Challenge:
Write out all the entries word for word and omit any pictures.

-- begin --

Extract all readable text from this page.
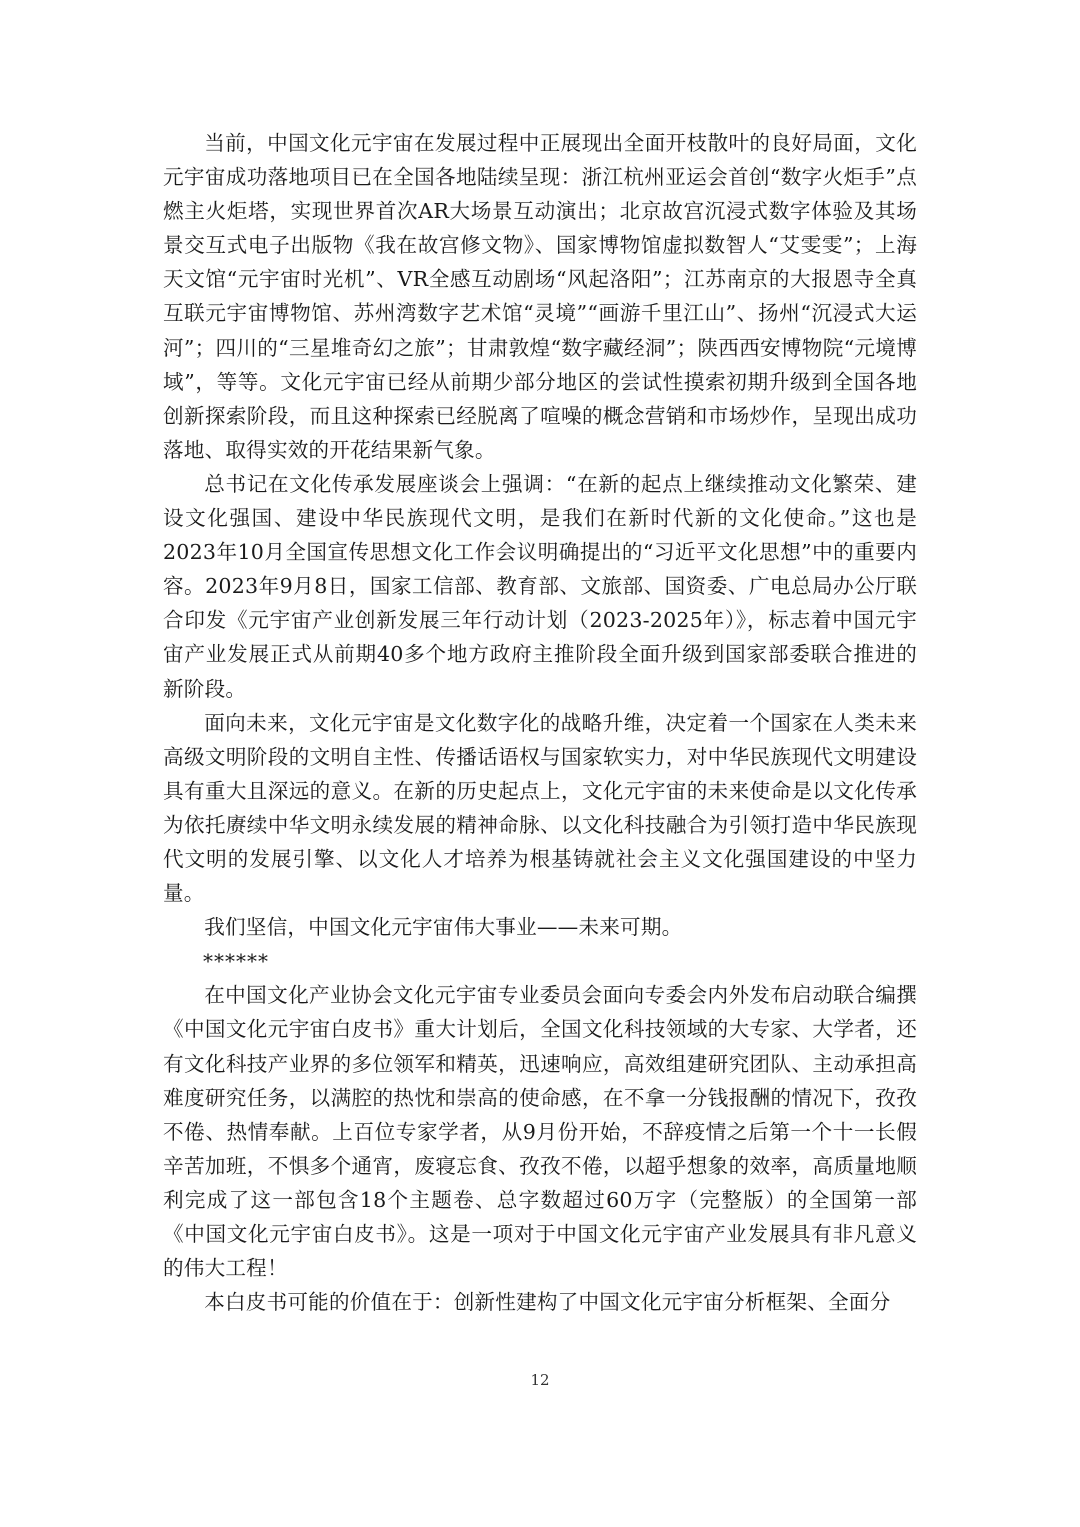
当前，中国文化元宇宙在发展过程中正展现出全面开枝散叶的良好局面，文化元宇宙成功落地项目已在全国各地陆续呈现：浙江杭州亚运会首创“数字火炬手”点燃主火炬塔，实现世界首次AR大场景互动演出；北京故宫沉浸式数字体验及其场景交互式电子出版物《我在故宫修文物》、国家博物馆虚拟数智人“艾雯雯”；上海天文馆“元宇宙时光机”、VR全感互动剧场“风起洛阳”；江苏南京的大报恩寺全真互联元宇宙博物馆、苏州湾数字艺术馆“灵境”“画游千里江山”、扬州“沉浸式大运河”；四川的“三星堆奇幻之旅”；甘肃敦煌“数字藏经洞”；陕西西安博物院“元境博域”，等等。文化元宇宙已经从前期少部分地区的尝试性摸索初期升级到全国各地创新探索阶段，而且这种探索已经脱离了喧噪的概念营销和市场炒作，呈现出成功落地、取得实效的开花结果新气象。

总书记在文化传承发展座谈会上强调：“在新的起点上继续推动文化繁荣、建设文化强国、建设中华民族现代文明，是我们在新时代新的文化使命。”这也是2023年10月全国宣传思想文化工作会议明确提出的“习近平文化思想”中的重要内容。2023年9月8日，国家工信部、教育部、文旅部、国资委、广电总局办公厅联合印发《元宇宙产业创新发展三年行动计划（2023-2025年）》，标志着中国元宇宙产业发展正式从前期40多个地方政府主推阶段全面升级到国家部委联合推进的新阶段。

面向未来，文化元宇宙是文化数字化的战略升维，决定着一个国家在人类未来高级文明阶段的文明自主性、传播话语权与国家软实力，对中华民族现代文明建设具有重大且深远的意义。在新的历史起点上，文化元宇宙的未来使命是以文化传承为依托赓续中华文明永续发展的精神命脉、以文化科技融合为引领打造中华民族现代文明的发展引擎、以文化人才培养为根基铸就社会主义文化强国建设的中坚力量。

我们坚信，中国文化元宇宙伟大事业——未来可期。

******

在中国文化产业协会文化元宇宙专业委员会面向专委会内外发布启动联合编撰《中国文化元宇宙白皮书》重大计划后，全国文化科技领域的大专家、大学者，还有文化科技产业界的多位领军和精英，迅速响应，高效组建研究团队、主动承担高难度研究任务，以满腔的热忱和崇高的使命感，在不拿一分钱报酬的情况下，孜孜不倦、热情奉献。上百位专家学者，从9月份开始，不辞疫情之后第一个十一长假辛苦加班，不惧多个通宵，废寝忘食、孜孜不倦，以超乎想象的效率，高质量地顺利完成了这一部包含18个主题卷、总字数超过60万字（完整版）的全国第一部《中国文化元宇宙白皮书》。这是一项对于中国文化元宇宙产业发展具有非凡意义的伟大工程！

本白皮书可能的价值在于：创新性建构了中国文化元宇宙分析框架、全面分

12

-- end --

Solution to this exercise:
Extract all readable text from this page.
当前，中国文化元宇宙在发展过程中正展现出全面开枝散叶的良好局面，文化元宇宙成功落地项目已在全国各地陆续呈现：浙江杭州亚运会首创“数字火炬手”点燃主火炬塔，实现世界首次AR大场景互动演出；北京故宫沉浸式数字体验及其场景交互式电子出版物《我在故宫修文物》、国家博物馆虚拟数智人“艾雯雯”；上海天文馆“元宇宙时光机”、VR全感互动剧场“风起洛阳”；江苏南京的大报恩寺全真互联元宇宙博物馆、苏州湾数字艺术馆“灵境”“画游千里江山”、扬州“沉浸式大运河”；四川的“三星堆奇幻之旅”；甘肃敦煌“数字藏经洞”；陕西西安博物院“元境博域”，等等。文化元宇宙已经从前期少部分地区的尝试性摸索初期升级到全国各地创新探索阶段，而且这种探索已经脱离了喧噪的概念营销和市场炒作，呈现出成功落地、取得实效的开花结果新气象。

总书记在文化传承发展座谈会上强调：“在新的起点上继续推动文化繁荣、建设文化强国、建设中华民族现代文明，是我们在新时代新的文化使命。”这也是2023年10月全国宣传思想文化工作会议明确提出的“习近平文化思想”中的重要内容。2023年9月8日，国家工信部、教育部、文旅部、国资委、广电总局办公厅联合印发《元宇宙产业创新发展三年行动计划（2023-2025年）》，标志着中国元宇宙产业发展正式从前期40多个地方政府主推阶段全面升级到国家部委联合推进的新阶段。

面向未来，文化元宇宙是文化数字化的战略升维，决定着一个国家在人类未来高级文明阶段的文明自主性、传播话语权与国家软实力，对中华民族现代文明建设具有重大且深远的意义。在新的历史起点上，文化元宇宙的未来使命是以文化传承为依托赓续中华文明永续发展的精神命脉、以文化科技融合为引领打造中华民族现代文明的发展引擎、以文化人才培养为根基铸就社会主义文化强国建设的中坚力量。

我们坚信，中国文化元宇宙伟大事业——未来可期。

******

在中国文化产业协会文化元宇宙专业委员会面向专委会内外发布启动联合编撰《中国文化元宇宙白皮书》重大计划后，全国文化科技领域的大专家、大学者，还有文化科技产业界的多位领军和精英，迅速响应，高效组建研究团队、主动承担高难度研究任务，以满腔的热忱和崇高的使命感，在不拿一分钱报酬的情况下，孜孜不倦、热情奉献。上百位专家学者，从9月份开始，不辞疫情之后第一个十一长假辛苦加班，不惧多个通宵，废寝忘食、孜孜不倦，以超乎想象的效率，高质量地顺利完成了这一部包含18个主题卷、总字数超过60万字（完整版）的全国第一部《中国文化元宇宙白皮书》。这是一项对于中国文化元宇宙产业发展具有非凡意义的伟大工程！

本白皮书可能的价值在于：创新性建构了中国文化元宇宙分析框架、全面分

12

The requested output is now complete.